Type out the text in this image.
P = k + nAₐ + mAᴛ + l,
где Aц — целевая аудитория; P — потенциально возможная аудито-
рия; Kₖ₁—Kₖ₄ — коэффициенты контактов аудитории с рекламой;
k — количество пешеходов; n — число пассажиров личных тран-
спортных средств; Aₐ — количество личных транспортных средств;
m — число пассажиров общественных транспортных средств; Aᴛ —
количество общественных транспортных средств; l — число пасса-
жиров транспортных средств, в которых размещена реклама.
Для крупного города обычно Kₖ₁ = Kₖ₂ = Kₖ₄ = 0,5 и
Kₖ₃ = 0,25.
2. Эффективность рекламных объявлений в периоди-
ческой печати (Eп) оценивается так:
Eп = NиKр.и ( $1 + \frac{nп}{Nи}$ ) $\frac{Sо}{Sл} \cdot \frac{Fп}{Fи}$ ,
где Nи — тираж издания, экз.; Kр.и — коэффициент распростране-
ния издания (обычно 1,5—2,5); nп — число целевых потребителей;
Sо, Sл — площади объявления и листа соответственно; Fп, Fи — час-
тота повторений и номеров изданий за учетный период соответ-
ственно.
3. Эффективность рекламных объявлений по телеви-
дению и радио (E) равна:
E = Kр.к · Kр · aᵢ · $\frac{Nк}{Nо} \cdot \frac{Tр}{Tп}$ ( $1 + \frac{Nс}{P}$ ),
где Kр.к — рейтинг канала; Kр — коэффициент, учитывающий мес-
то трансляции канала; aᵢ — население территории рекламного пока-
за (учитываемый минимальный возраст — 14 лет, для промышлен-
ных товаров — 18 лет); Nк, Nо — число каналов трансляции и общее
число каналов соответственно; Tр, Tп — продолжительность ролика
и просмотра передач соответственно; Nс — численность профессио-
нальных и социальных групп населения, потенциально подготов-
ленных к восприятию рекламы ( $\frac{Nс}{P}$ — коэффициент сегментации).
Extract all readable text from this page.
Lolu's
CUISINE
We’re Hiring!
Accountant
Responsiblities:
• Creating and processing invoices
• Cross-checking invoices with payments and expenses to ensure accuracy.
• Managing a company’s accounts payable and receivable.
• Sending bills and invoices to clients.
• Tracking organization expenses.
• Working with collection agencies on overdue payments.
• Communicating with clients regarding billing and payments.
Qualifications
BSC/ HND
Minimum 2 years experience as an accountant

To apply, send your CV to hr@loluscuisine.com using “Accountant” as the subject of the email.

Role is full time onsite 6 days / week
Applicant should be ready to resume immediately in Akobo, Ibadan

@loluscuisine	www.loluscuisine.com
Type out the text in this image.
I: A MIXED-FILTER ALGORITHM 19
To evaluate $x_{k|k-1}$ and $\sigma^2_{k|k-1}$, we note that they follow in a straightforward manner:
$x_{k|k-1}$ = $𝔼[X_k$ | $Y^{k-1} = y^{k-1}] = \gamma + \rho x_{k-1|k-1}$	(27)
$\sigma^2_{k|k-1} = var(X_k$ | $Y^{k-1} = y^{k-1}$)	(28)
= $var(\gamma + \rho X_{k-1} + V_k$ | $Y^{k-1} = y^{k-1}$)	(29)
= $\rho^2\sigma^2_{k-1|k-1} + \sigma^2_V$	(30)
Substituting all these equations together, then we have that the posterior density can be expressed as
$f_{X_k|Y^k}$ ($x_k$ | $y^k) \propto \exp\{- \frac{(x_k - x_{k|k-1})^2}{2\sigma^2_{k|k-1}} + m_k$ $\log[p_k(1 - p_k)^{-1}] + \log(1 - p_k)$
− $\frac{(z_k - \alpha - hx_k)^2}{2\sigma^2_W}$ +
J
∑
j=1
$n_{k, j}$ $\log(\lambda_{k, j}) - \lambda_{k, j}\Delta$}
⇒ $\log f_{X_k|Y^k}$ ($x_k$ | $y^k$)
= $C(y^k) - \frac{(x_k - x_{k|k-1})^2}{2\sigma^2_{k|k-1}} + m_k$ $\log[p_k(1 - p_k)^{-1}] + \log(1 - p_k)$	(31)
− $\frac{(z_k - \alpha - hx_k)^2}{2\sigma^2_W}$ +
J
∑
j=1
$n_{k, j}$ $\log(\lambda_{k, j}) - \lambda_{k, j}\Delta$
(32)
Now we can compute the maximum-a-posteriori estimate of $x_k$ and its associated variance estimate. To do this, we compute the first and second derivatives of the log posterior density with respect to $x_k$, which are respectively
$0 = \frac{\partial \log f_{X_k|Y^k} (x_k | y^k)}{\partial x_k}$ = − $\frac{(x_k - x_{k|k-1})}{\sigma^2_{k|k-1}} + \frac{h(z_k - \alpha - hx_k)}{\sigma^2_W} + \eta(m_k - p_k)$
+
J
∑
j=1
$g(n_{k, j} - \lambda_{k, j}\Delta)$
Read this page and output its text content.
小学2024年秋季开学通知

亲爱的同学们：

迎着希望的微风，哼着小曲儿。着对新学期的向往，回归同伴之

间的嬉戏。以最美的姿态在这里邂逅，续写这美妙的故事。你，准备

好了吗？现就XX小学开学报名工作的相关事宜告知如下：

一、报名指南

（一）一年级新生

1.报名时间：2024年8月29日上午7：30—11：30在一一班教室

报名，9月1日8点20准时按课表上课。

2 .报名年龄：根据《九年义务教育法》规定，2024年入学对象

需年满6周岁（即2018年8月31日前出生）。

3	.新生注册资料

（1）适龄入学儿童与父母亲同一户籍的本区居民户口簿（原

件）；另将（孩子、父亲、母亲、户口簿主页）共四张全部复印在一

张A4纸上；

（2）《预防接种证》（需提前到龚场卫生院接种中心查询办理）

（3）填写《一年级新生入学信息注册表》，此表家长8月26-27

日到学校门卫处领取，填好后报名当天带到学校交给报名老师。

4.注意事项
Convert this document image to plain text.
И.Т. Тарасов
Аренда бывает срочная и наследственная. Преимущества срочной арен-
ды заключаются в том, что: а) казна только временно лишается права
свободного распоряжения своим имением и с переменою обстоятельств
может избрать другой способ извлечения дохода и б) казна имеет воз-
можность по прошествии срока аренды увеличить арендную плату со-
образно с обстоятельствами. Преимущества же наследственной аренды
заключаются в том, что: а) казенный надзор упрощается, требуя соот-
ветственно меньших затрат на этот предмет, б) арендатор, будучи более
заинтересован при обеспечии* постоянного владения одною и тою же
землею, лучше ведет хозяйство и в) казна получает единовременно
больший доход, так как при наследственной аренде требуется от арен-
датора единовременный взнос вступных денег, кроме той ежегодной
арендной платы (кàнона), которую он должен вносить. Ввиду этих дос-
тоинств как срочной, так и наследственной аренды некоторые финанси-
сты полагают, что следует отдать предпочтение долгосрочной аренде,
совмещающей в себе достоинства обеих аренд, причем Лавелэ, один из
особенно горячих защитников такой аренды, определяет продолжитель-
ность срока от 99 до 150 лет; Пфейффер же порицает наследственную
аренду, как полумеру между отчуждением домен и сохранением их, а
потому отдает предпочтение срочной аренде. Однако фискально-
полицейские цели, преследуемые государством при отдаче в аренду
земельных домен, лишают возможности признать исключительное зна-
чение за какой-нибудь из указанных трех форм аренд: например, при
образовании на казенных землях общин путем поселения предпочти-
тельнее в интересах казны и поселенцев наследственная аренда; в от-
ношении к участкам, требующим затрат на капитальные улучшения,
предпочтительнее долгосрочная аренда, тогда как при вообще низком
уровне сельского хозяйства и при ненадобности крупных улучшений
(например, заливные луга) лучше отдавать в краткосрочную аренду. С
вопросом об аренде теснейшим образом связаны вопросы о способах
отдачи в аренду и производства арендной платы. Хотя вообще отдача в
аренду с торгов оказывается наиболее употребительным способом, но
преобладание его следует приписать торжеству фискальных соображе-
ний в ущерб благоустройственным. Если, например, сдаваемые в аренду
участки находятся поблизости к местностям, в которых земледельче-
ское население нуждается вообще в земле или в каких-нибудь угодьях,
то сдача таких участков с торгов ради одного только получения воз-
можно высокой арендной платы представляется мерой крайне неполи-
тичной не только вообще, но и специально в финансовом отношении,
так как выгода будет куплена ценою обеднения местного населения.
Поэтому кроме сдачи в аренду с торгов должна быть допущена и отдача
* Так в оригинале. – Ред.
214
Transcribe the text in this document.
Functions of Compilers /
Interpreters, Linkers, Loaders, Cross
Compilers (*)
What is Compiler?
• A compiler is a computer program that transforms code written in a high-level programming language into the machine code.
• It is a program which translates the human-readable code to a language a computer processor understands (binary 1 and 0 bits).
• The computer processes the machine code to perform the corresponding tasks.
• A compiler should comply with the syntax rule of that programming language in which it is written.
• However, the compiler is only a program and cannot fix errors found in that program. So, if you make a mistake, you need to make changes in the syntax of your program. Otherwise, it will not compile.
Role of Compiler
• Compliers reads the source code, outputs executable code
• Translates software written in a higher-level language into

■ ■ ■

Task prompt> Give the number of lines where the string "населения" occurs, without any further text.

Output of the task> 2